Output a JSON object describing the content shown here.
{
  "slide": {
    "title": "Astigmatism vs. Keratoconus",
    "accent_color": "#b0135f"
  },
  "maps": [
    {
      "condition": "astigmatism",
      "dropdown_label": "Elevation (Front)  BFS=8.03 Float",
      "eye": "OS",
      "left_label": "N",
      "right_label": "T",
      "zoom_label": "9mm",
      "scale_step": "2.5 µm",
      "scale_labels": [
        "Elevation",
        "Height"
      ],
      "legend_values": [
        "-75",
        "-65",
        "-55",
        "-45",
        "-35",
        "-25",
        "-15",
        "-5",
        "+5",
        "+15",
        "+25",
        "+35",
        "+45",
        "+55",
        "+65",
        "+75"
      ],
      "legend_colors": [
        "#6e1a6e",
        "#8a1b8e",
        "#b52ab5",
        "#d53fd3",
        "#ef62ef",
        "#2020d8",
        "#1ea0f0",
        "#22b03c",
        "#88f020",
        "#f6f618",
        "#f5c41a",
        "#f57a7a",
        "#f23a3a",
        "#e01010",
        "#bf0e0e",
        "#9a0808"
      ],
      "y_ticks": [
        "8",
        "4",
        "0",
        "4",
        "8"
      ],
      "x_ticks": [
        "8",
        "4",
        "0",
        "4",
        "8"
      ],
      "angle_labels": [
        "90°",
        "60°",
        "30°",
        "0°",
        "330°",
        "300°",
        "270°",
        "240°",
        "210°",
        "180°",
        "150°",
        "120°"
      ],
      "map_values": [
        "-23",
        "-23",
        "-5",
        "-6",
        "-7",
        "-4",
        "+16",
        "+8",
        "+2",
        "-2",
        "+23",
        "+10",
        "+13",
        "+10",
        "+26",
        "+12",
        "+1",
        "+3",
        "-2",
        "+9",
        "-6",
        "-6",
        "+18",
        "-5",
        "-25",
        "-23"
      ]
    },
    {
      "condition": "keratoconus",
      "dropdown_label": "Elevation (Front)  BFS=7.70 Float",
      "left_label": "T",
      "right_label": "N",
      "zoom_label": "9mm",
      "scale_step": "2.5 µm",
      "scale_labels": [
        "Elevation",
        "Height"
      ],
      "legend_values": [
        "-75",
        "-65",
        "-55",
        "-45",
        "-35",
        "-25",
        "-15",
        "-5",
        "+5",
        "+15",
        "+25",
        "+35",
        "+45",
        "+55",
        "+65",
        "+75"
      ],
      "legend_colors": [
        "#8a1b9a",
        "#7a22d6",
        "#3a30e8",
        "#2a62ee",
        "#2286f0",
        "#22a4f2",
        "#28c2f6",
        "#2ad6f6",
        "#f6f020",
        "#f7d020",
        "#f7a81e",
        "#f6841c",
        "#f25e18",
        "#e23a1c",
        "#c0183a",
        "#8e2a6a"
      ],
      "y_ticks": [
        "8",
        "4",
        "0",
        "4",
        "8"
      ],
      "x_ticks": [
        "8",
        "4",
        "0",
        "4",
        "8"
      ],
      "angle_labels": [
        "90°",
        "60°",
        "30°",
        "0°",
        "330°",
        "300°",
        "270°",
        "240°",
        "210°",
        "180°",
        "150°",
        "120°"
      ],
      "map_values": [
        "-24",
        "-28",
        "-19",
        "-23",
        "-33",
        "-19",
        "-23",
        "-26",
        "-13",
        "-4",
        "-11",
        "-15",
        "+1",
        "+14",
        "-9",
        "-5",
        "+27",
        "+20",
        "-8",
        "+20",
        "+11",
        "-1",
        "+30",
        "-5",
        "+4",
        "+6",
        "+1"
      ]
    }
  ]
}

● ● ● ● ●

### YOUR GOAL
From the records above, extract every entry verbatim.

### REPLY TO THE EXERCISE
Output a JSON object describing the content shown here.
{
  "slide": {
    "title": "Astigmatism vs. Keratoconus",
    "accent_color": "#b0135f"
  },
  "maps": [
    {
      "condition": "astigmatism",
      "dropdown_label": "Elevation (Front)  BFS=8.03 Float",
      "eye": "OS",
      "left_label": "N",
      "right_label": "T",
      "zoom_label": "9mm",
      "scale_step": "2.5 µm",
      "scale_labels": [
        "Elevation",
        "Height"
      ],
      "legend_values": [
        "-75",
        "-65",
        "-55",
        "-45",
        "-35",
        "-25",
        "-15",
        "-5",
        "+5",
        "+15",
        "+25",
        "+35",
        "+45",
        "+55",
        "+65",
        "+75"
      ],
      "legend_colors": [
        "#6e1a6e",
        "#8a1b8e",
        "#b52ab5",
        "#d53fd3",
        "#ef62ef",
        "#2020d8",
        "#1ea0f0",
        "#22b03c",
        "#88f020",
        "#f6f618",
        "#f5c41a",
        "#f57a7a",
        "#f23a3a",
        "#e01010",
        "#bf0e0e",
        "#9a0808"
      ],
      "y_ticks": [
        "8",
        "4",
        "0",
        "4",
        "8"
      ],
      "x_ticks": [
        "8",
        "4",
        "0",
        "4",
        "8"
      ],
      "angle_labels": [
        "90°",
        "60°",
        "30°",
        "0°",
        "330°",
        "300°",
        "270°",
        "240°",
        "210°",
        "180°",
        "150°",
        "120°"
      ],
      "map_values": [
        "-23",
        "-23",
        "-5",
        "-6",
        "-7",
        "-4",
        "+16",
        "+8",
        "+2",
        "-2",
        "+23",
        "+10",
        "+13",
        "+10",
        "+26",
        "+12",
        "+1",
        "+3",
        "-2",
        "+9",
        "-6",
        "-6",
        "+18",
        "-5",
        "-25",
        "-23"
      ]
    },
    {
      "condition": "keratoconus",
      "dropdown_label": "Elevation (Front)  BFS=7.70 Float",
      "left_label": "T",
      "right_label": "N",
      "zoom_label": "9mm",
      "scale_step": "2.5 µm",
      "scale_labels": [
        "Elevation",
        "Height"
      ],
      "legend_values": [
        "-75",
        "-65",
        "-55",
        "-45",
        "-35",
        "-25",
        "-15",
        "-5",
        "+5",
        "+15",
        "+25",
        "+35",
        "+45",
        "+55",
        "+65",
        "+75"
      ],
      "legend_colors": [
        "#8a1b9a",
        "#7a22d6",
        "#3a30e8",
        "#2a62ee",
        "#2286f0",
        "#22a4f2",
        "#28c2f6",
        "#2ad6f6",
        "#f6f020",
        "#f7d020",
        "#f7a81e",
        "#f6841c",
        "#f25e18",
        "#e23a1c",
        "#c0183a",
        "#8e2a6a"
      ],
      "y_ticks": [
        "8",
        "4",
        "0",
        "4",
        "8"
      ],
      "x_ticks": [
        "8",
        "4",
        "0",
        "4",
        "8"
      ],
      "angle_labels": [
        "90°",
        "60°",
        "30°",
        "0°",
        "330°",
        "300°",
        "270°",
        "240°",
        "210°",
        "180°",
        "150°",
        "120°"
      ],
      "map_values": [
        "-24",
        "-28",
        "-19",
        "-23",
        "-33",
        "-19",
        "-23",
        "-26",
        "-13",
        "-4",
        "-11",
        "-15",
        "+1",
        "+14",
        "-9",
        "-5",
        "+27",
        "+20",
        "-8",
        "+20",
        "+11",
        "-1",
        "+30",
        "-5",
        "+4",
        "+6",
        "+1"
      ]
    }
  ]
}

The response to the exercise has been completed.